(Data entries for graphics)
┄┄┄┄┄┄
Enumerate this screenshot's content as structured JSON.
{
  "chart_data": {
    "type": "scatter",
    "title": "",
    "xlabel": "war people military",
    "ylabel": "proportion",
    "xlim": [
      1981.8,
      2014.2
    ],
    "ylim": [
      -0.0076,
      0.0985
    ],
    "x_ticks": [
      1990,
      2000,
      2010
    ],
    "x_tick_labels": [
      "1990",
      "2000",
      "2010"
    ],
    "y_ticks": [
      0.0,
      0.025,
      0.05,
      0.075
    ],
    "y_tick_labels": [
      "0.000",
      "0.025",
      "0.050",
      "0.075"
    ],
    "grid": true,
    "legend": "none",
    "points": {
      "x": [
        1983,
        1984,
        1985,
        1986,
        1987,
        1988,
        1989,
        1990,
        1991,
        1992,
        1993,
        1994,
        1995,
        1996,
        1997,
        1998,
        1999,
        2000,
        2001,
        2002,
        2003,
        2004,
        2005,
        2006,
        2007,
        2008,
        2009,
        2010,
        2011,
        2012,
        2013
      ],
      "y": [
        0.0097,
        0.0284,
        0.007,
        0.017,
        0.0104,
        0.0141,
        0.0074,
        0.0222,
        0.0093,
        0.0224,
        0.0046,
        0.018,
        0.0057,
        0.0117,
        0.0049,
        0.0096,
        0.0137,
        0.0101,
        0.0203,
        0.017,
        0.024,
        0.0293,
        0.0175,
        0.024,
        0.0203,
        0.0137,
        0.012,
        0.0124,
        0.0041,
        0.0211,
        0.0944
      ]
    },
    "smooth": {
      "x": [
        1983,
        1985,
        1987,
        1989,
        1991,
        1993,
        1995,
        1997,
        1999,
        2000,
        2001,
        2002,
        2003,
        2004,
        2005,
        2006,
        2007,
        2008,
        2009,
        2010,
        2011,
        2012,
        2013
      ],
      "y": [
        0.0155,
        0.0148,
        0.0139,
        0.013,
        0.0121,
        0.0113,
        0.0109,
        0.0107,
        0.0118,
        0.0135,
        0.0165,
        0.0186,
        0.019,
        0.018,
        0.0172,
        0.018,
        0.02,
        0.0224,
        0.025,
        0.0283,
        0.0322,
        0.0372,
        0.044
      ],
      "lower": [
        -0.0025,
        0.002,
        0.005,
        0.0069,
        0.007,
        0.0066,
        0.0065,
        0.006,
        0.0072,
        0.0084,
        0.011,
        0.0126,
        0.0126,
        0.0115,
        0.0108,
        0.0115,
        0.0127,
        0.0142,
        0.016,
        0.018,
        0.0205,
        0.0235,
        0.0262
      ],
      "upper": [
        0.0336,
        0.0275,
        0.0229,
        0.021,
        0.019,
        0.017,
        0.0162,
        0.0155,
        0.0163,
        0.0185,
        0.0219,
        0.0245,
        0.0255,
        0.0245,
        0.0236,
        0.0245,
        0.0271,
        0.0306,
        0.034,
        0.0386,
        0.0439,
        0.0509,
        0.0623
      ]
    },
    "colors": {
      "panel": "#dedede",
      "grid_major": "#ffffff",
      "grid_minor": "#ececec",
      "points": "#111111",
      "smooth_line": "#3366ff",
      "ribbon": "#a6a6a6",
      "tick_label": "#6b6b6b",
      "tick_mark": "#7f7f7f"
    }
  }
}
┄┄┄┄┄┄
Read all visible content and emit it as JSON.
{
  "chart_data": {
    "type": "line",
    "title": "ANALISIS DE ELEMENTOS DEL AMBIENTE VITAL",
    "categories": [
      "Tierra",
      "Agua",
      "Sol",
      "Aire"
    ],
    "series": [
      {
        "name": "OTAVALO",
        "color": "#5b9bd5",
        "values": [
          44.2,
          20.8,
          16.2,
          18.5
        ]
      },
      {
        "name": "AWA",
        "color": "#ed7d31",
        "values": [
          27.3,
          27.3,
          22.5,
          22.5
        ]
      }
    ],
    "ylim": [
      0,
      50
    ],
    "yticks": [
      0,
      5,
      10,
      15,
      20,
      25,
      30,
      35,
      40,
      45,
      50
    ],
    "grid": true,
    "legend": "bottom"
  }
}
┄┄┄┄┄┄
* Task directions:
Select every line of the material above holding the word "content" and copy it.

* Solution to this task:
Enumerate this screenshot's content as structured JSON.
Read all visible content and emit it as JSON.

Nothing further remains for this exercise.